→ **WRITTEN TASK**:
In full and without alteration, give the listing again.

Extracted records

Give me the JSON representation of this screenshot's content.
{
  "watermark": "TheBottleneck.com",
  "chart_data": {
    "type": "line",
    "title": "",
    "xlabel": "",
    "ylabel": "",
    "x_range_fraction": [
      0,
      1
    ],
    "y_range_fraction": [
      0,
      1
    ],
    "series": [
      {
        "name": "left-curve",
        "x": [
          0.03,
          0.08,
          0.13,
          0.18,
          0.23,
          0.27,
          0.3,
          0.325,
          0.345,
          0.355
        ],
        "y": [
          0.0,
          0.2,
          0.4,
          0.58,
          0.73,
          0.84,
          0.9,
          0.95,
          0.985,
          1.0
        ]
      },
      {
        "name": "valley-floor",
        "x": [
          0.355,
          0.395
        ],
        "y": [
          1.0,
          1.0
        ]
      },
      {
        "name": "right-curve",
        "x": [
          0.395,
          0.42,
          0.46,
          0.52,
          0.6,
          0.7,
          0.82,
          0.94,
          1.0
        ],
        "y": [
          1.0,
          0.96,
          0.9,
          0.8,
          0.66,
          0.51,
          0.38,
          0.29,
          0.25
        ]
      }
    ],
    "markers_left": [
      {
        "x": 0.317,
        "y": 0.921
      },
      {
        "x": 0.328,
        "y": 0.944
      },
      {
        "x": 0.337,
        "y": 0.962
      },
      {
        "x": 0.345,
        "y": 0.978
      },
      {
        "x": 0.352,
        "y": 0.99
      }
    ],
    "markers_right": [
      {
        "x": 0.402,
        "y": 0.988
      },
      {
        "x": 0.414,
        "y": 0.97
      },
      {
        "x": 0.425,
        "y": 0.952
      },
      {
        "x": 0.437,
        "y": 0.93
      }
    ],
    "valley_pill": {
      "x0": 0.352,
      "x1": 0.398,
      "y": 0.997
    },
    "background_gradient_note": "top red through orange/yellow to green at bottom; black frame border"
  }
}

→ **EXERCISE ANSWER**:
Give me the JSON representation of this screenshot's content.
{
  "watermark": "TheBottleneck.com",
  "chart_data": {
    "type": "line",
    "title": "",
    "xlabel": "",
    "ylabel": "",
    "x_range_fraction": [
      0,
      1
    ],
    "y_range_fraction": [
      0,
      1
    ],
    "series": [
      {
        "name": "left-curve",
        "x": [
          0.03,
          0.08,
          0.13,
          0.18,
          0.23,
          0.27,
          0.3,
          0.325,
          0.345,
          0.355
        ],
        "y": [
          0.0,
          0.2,
          0.4,
          0.58,
          0.73,
          0.84,
          0.9,
          0.95,
          0.985,
          1.0
        ]
      },
      {
        "name": "valley-floor",
        "x": [
          0.355,
          0.395
        ],
        "y": [
          1.0,
          1.0
        ]
      },
      {
        "name": "right-curve",
        "x": [
          0.395,
          0.42,
          0.46,
          0.52,
          0.6,
          0.7,
          0.82,
          0.94,
          1.0
        ],
        "y": [
          1.0,
          0.96,
          0.9,
          0.8,
          0.66,
          0.51,
          0.38,
          0.29,
          0.25
        ]
      }
    ],
    "markers_left": [
      {
        "x": 0.317,
        "y": 0.921
      },
      {
        "x": 0.328,
        "y": 0.944
      },
      {
        "x": 0.337,
        "y": 0.962
      },
      {
        "x": 0.345,
        "y": 0.978
      },
      {
        "x": 0.352,
        "y": 0.99
      }
    ],
    "markers_right": [
      {
        "x": 0.402,
        "y": 0.988
      },
      {
        "x": 0.414,
        "y": 0.97
      },
      {
        "x": 0.425,
        "y": 0.952
      },
      {
        "x": 0.437,
        "y": 0.93
      }
    ],
    "valley_pill": {
      "x0": 0.352,
      "x1": 0.398,
      "y": 0.997
    },
    "background_gradient_note": "top red through orange/yellow to green at bottom; black frame border"
  }
}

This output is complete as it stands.